**Exercise objective:** Every line in the listing is to be echoed verbatim.

Dataset items
+===+

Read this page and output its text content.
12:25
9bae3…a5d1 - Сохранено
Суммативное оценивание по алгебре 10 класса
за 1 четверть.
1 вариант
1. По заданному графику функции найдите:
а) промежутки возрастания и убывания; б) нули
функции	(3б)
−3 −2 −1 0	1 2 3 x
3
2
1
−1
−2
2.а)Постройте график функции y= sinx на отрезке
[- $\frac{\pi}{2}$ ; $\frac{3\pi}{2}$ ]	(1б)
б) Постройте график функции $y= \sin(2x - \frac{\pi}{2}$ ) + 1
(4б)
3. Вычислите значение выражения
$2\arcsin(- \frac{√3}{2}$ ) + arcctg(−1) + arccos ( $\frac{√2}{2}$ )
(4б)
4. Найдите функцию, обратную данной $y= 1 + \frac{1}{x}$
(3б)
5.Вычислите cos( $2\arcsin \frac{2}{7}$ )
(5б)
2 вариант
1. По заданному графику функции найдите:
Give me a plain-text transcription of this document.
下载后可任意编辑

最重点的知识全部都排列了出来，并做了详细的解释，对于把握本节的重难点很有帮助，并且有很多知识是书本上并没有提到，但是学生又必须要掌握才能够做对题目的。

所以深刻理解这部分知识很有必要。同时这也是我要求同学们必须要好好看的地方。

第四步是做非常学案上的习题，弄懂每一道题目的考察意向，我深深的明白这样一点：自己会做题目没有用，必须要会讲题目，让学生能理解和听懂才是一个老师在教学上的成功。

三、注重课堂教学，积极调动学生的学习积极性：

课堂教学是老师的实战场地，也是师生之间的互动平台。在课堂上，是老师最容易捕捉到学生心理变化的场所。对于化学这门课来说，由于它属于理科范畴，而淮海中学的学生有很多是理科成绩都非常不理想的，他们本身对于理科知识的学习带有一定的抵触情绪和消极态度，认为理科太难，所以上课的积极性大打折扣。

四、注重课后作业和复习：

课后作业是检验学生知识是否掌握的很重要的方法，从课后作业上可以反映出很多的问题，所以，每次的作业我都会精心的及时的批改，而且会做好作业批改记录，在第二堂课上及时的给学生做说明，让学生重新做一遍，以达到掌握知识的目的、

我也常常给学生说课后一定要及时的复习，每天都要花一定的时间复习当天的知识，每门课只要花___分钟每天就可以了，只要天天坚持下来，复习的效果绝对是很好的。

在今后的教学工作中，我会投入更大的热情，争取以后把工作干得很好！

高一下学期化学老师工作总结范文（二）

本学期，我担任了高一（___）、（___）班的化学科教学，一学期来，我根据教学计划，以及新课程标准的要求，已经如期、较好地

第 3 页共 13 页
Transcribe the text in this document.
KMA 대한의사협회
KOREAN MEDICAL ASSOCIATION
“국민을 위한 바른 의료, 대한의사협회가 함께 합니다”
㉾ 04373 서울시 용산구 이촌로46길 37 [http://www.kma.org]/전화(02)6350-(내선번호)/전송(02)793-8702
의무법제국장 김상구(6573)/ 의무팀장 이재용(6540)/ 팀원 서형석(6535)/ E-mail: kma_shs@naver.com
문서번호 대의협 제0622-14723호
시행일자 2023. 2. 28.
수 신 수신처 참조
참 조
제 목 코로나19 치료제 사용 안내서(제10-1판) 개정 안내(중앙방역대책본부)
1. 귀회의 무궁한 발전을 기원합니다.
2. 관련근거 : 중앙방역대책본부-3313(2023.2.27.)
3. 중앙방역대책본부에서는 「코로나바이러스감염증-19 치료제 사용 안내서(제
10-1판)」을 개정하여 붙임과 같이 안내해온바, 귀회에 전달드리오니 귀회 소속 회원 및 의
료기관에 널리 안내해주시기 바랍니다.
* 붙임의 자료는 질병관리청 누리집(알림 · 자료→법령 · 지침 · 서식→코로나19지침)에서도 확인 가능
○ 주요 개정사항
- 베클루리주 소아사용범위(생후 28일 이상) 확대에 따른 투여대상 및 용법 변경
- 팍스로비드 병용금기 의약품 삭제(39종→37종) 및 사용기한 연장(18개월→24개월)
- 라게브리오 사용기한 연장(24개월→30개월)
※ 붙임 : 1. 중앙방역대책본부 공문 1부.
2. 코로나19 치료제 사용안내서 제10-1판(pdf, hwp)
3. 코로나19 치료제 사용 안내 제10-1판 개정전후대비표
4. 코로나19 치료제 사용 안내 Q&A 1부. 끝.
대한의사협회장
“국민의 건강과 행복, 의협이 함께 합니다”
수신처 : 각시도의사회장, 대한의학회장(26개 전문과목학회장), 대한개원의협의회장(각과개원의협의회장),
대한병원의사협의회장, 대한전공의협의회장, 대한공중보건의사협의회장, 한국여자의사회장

+===+

**Solution for this problem:**
Read this page and output its text content.
12:25
9bae3…a5d1 - Сохранено
Суммативное оценивание по алгебре 10 класса
за 1 четверть.
1 вариант
1. По заданному графику функции найдите:
а) промежутки возрастания и убывания; б) нули
функции	(3б)
−3 −2 −1 0	1 2 3 x
3
2
1
−1
−2
2.а)Постройте график функции y= sinx на отрезке
[- $\frac{\pi}{2}$ ; $\frac{3\pi}{2}$ ]	(1б)
б) Постройте график функции $y= \sin(2x - \frac{\pi}{2}$ ) + 1
(4б)
3. Вычислите значение выражения
$2\arcsin(- \frac{√3}{2}$ ) + arcctg(−1) + arccos ( $\frac{√2}{2}$ )
(4б)
4. Найдите функцию, обратную данной $y= 1 + \frac{1}{x}$
(3б)
5.Вычислите cos( $2\arcsin \frac{2}{7}$ )
(5б)
2 вариант
1. По заданному графику функции найдите:
Give me a plain-text transcription of this document.
下载后可任意编辑

最重点的知识全部都排列了出来，并做了详细的解释，对于把握本节的重难点很有帮助，并且有很多知识是书本上并没有提到，但是学生又必须要掌握才能够做对题目的。

所以深刻理解这部分知识很有必要。同时这也是我要求同学们必须要好好看的地方。

第四步是做非常学案上的习题，弄懂每一道题目的考察意向，我深深的明白这样一点：自己会做题目没有用，必须要会讲题目，让学生能理解和听懂才是一个老师在教学上的成功。

三、注重课堂教学，积极调动学生的学习积极性：

课堂教学是老师的实战场地，也是师生之间的互动平台。在课堂上，是老师最容易捕捉到学生心理变化的场所。对于化学这门课来说，由于它属于理科范畴，而淮海中学的学生有很多是理科成绩都非常不理想的，他们本身对于理科知识的学习带有一定的抵触情绪和消极态度，认为理科太难，所以上课的积极性大打折扣。

四、注重课后作业和复习：

课后作业是检验学生知识是否掌握的很重要的方法，从课后作业上可以反映出很多的问题，所以，每次的作业我都会精心的及时的批改，而且会做好作业批改记录，在第二堂课上及时的给学生做说明，让学生重新做一遍，以达到掌握知识的目的、

我也常常给学生说课后一定要及时的复习，每天都要花一定的时间复习当天的知识，每门课只要花___分钟每天就可以了，只要天天坚持下来，复习的效果绝对是很好的。

在今后的教学工作中，我会投入更大的热情，争取以后把工作干得很好！

高一下学期化学老师工作总结范文（二）

本学期，我担任了高一（___）、（___）班的化学科教学，一学期来，我根据教学计划，以及新课程标准的要求，已经如期、较好地

第 3 页共 13 页
Transcribe the text in this document.
KMA 대한의사협회
KOREAN MEDICAL ASSOCIATION
“국민을 위한 바른 의료, 대한의사협회가 함께 합니다”
㉾ 04373 서울시 용산구 이촌로46길 37 [http://www.kma.org]/전화(02)6350-(내선번호)/전송(02)793-8702
의무법제국장 김상구(6573)/ 의무팀장 이재용(6540)/ 팀원 서형석(6535)/ E-mail: kma_shs@naver.com
문서번호 대의협 제0622-14723호
시행일자 2023. 2. 28.
수 신 수신처 참조
참 조
제 목 코로나19 치료제 사용 안내서(제10-1판) 개정 안내(중앙방역대책본부)
1. 귀회의 무궁한 발전을 기원합니다.
2. 관련근거 : 중앙방역대책본부-3313(2023.2.27.)
3. 중앙방역대책본부에서는 「코로나바이러스감염증-19 치료제 사용 안내서(제
10-1판)」을 개정하여 붙임과 같이 안내해온바, 귀회에 전달드리오니 귀회 소속 회원 및 의
료기관에 널리 안내해주시기 바랍니다.
* 붙임의 자료는 질병관리청 누리집(알림 · 자료→법령 · 지침 · 서식→코로나19지침)에서도 확인 가능
○ 주요 개정사항
- 베클루리주 소아사용범위(생후 28일 이상) 확대에 따른 투여대상 및 용법 변경
- 팍스로비드 병용금기 의약품 삭제(39종→37종) 및 사용기한 연장(18개월→24개월)
- 라게브리오 사용기한 연장(24개월→30개월)
※ 붙임 : 1. 중앙방역대책본부 공문 1부.
2. 코로나19 치료제 사용안내서 제10-1판(pdf, hwp)
3. 코로나19 치료제 사용 안내 제10-1판 개정전후대비표
4. 코로나19 치료제 사용 안내 Q&A 1부. 끝.
대한의사협회장
“국민의 건강과 행복, 의협이 함께 합니다”
수신처 : 각시도의사회장, 대한의학회장(26개 전문과목학회장), 대한개원의협의회장(각과개원의협의회장),
대한병원의사협의회장, 대한전공의협의회장, 대한공중보건의사협의회장, 한국여자의사회장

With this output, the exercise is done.